Exercise prompt ▸
Leave out the pictures and copy everything else below exactly.

Collected data ▸

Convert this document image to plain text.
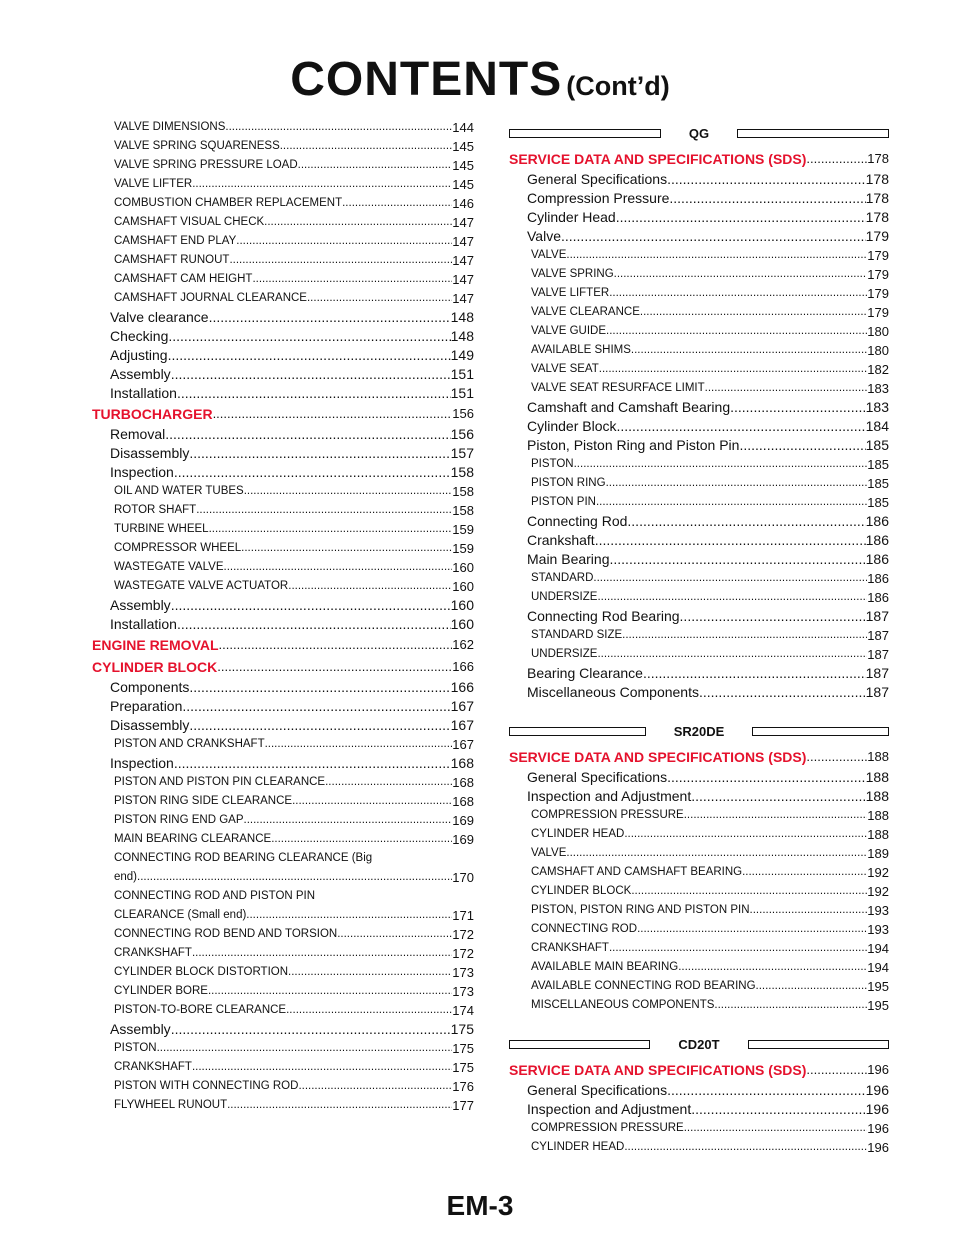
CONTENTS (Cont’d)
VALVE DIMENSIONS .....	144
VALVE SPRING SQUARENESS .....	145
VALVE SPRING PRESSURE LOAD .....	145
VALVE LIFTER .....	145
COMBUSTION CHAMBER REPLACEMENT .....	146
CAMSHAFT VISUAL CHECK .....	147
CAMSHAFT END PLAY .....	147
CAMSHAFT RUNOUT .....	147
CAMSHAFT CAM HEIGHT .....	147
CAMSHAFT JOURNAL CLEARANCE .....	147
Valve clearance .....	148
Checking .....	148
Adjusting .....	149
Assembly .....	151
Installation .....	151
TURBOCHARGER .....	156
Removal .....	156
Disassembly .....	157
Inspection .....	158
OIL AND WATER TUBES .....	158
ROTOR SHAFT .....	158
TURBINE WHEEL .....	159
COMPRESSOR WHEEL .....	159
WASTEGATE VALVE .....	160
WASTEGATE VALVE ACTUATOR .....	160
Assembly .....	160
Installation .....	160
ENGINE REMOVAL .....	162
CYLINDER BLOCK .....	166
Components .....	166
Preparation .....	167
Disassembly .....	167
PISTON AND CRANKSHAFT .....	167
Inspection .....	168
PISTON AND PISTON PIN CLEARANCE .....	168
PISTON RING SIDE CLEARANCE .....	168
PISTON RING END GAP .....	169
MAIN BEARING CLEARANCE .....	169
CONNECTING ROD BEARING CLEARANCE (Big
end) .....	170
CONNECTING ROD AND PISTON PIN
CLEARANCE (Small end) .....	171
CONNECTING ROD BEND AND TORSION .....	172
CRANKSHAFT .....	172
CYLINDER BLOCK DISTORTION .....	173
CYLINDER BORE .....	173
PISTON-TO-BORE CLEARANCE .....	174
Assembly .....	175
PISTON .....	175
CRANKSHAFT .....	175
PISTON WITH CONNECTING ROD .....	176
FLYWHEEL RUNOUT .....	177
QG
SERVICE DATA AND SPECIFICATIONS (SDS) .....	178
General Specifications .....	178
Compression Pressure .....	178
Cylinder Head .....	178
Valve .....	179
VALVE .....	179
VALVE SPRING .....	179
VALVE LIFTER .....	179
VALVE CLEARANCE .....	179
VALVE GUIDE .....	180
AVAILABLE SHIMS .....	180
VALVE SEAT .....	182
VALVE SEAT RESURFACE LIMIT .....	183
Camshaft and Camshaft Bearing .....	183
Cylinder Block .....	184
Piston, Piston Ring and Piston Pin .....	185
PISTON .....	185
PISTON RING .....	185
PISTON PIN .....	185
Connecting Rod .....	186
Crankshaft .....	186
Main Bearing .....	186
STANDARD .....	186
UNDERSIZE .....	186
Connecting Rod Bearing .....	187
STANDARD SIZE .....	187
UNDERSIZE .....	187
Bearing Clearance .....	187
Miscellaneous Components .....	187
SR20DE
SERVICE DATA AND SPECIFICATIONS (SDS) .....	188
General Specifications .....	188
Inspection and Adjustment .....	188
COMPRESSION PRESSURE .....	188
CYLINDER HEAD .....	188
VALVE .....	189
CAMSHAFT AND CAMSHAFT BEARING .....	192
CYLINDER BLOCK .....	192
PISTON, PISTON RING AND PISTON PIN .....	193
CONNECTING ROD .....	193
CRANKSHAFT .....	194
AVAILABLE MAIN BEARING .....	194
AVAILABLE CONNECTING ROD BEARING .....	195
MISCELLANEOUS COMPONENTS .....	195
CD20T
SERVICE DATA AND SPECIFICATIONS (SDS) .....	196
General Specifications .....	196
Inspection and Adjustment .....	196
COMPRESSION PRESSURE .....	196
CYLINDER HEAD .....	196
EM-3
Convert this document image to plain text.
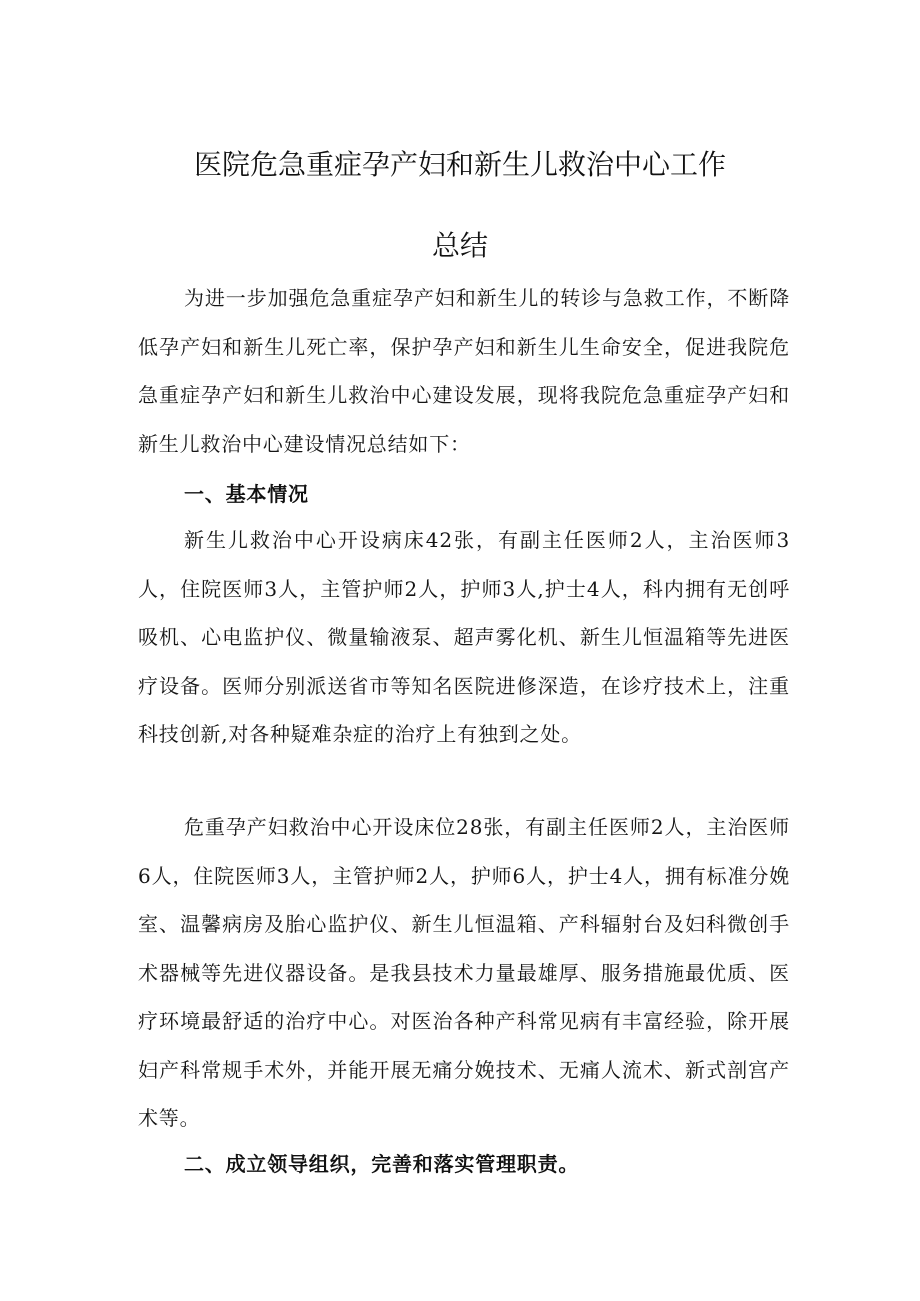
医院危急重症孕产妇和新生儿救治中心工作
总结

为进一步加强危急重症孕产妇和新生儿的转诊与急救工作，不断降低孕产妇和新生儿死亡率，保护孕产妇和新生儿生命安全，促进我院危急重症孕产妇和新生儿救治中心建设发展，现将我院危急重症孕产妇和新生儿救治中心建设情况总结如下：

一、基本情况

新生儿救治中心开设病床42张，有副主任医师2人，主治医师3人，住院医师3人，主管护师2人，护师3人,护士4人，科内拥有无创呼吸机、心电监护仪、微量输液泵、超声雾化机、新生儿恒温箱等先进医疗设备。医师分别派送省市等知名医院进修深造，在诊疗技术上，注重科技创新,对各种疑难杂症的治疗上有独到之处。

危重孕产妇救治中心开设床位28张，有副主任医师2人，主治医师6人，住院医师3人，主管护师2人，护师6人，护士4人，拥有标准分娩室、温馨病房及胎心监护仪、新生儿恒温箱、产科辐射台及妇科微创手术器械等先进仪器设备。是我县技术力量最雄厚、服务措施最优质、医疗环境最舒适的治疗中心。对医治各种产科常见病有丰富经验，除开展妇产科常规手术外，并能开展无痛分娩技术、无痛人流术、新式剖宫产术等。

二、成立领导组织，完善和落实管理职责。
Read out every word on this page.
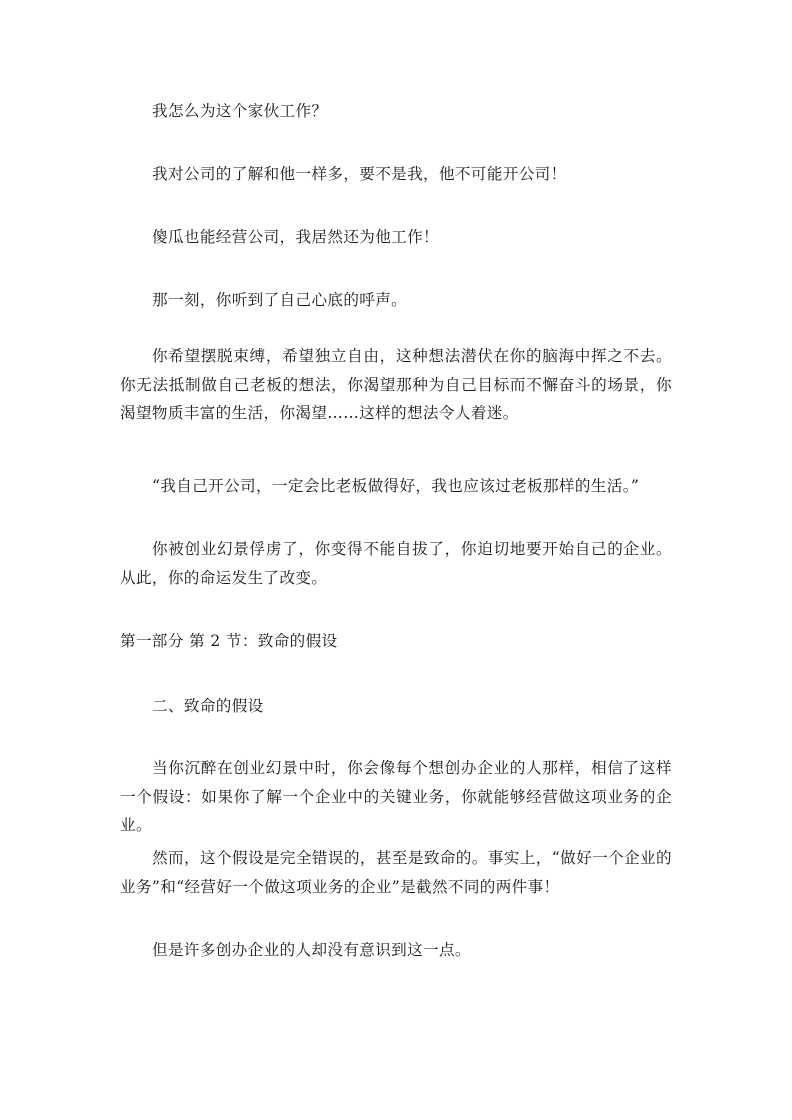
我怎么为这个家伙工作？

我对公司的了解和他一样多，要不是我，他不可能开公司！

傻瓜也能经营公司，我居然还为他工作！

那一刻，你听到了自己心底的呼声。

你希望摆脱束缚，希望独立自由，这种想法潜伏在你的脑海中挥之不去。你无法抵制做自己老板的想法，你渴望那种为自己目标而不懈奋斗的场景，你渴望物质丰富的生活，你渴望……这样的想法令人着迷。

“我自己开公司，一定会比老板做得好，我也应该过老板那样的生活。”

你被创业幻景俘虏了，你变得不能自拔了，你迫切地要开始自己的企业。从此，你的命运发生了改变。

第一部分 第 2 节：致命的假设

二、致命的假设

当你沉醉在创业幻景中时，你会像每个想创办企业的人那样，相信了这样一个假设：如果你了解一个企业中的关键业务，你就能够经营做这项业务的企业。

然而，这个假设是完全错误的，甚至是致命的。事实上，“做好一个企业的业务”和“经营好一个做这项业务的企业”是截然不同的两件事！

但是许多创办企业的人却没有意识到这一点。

Task response ▸
Convert this document image to plain text.
CONTENTS (Cont’d)
VALVE DIMENSIONS .....	144
VALVE SPRING SQUARENESS .....	145
VALVE SPRING PRESSURE LOAD .....	145
VALVE LIFTER .....	145
COMBUSTION CHAMBER REPLACEMENT .....	146
CAMSHAFT VISUAL CHECK .....	147
CAMSHAFT END PLAY .....	147
CAMSHAFT RUNOUT .....	147
CAMSHAFT CAM HEIGHT .....	147
CAMSHAFT JOURNAL CLEARANCE .....	147
Valve clearance .....	148
Checking .....	148
Adjusting .....	149
Assembly .....	151
Installation .....	151
TURBOCHARGER .....	156
Removal .....	156
Disassembly .....	157
Inspection .....	158
OIL AND WATER TUBES .....	158
ROTOR SHAFT .....	158
TURBINE WHEEL .....	159
COMPRESSOR WHEEL .....	159
WASTEGATE VALVE .....	160
WASTEGATE VALVE ACTUATOR .....	160
Assembly .....	160
Installation .....	160
ENGINE REMOVAL .....	162
CYLINDER BLOCK .....	166
Components .....	166
Preparation .....	167
Disassembly .....	167
PISTON AND CRANKSHAFT .....	167
Inspection .....	168
PISTON AND PISTON PIN CLEARANCE .....	168
PISTON RING SIDE CLEARANCE .....	168
PISTON RING END GAP .....	169
MAIN BEARING CLEARANCE .....	169
CONNECTING ROD BEARING CLEARANCE (Big
end) .....	170
CONNECTING ROD AND PISTON PIN
CLEARANCE (Small end) .....	171
CONNECTING ROD BEND AND TORSION .....	172
CRANKSHAFT .....	172
CYLINDER BLOCK DISTORTION .....	173
CYLINDER BORE .....	173
PISTON-TO-BORE CLEARANCE .....	174
Assembly .....	175
PISTON .....	175
CRANKSHAFT .....	175
PISTON WITH CONNECTING ROD .....	176
FLYWHEEL RUNOUT .....	177
QG
SERVICE DATA AND SPECIFICATIONS (SDS) .....	178
General Specifications .....	178
Compression Pressure .....	178
Cylinder Head .....	178
Valve .....	179
VALVE .....	179
VALVE SPRING .....	179
VALVE LIFTER .....	179
VALVE CLEARANCE .....	179
VALVE GUIDE .....	180
AVAILABLE SHIMS .....	180
VALVE SEAT .....	182
VALVE SEAT RESURFACE LIMIT .....	183
Camshaft and Camshaft Bearing .....	183
Cylinder Block .....	184
Piston, Piston Ring and Piston Pin .....	185
PISTON .....	185
PISTON RING .....	185
PISTON PIN .....	185
Connecting Rod .....	186
Crankshaft .....	186
Main Bearing .....	186
STANDARD .....	186
UNDERSIZE .....	186
Connecting Rod Bearing .....	187
STANDARD SIZE .....	187
UNDERSIZE .....	187
Bearing Clearance .....	187
Miscellaneous Components .....	187
SR20DE
SERVICE DATA AND SPECIFICATIONS (SDS) .....	188
General Specifications .....	188
Inspection and Adjustment .....	188
COMPRESSION PRESSURE .....	188
CYLINDER HEAD .....	188
VALVE .....	189
CAMSHAFT AND CAMSHAFT BEARING .....	192
CYLINDER BLOCK .....	192
PISTON, PISTON RING AND PISTON PIN .....	193
CONNECTING ROD .....	193
CRANKSHAFT .....	194
AVAILABLE MAIN BEARING .....	194
AVAILABLE CONNECTING ROD BEARING .....	195
MISCELLANEOUS COMPONENTS .....	195
CD20T
SERVICE DATA AND SPECIFICATIONS (SDS) .....	196
General Specifications .....	196
Inspection and Adjustment .....	196
COMPRESSION PRESSURE .....	196
CYLINDER HEAD .....	196
EM-3
Convert this document image to plain text.
医院危急重症孕产妇和新生儿救治中心工作
总结

为进一步加强危急重症孕产妇和新生儿的转诊与急救工作，不断降低孕产妇和新生儿死亡率，保护孕产妇和新生儿生命安全，促进我院危急重症孕产妇和新生儿救治中心建设发展，现将我院危急重症孕产妇和新生儿救治中心建设情况总结如下：

一、基本情况

新生儿救治中心开设病床42张，有副主任医师2人，主治医师3人，住院医师3人，主管护师2人，护师3人,护士4人，科内拥有无创呼吸机、心电监护仪、微量输液泵、超声雾化机、新生儿恒温箱等先进医疗设备。医师分别派送省市等知名医院进修深造，在诊疗技术上，注重科技创新,对各种疑难杂症的治疗上有独到之处。

危重孕产妇救治中心开设床位28张，有副主任医师2人，主治医师6人，住院医师3人，主管护师2人，护师6人，护士4人，拥有标准分娩室、温馨病房及胎心监护仪、新生儿恒温箱、产科辐射台及妇科微创手术器械等先进仪器设备。是我县技术力量最雄厚、服务措施最优质、医疗环境最舒适的治疗中心。对医治各种产科常见病有丰富经验，除开展妇产科常规手术外，并能开展无痛分娩技术、无痛人流术、新式剖宫产术等。

二、成立领导组织，完善和落实管理职责。
Read out every word on this page.
我怎么为这个家伙工作？

我对公司的了解和他一样多，要不是我，他不可能开公司！

傻瓜也能经营公司，我居然还为他工作！

那一刻，你听到了自己心底的呼声。

你希望摆脱束缚，希望独立自由，这种想法潜伏在你的脑海中挥之不去。你无法抵制做自己老板的想法，你渴望那种为自己目标而不懈奋斗的场景，你渴望物质丰富的生活，你渴望……这样的想法令人着迷。

“我自己开公司，一定会比老板做得好，我也应该过老板那样的生活。”

你被创业幻景俘虏了，你变得不能自拔了，你迫切地要开始自己的企业。从此，你的命运发生了改变。

第一部分 第 2 节：致命的假设

二、致命的假设

当你沉醉在创业幻景中时，你会像每个想创办企业的人那样，相信了这样一个假设：如果你了解一个企业中的关键业务，你就能够经营做这项业务的企业。

然而，这个假设是完全错误的，甚至是致命的。事实上，“做好一个企业的业务”和“经营好一个做这项业务的企业”是截然不同的两件事！

但是许多创办企业的人却没有意识到这一点。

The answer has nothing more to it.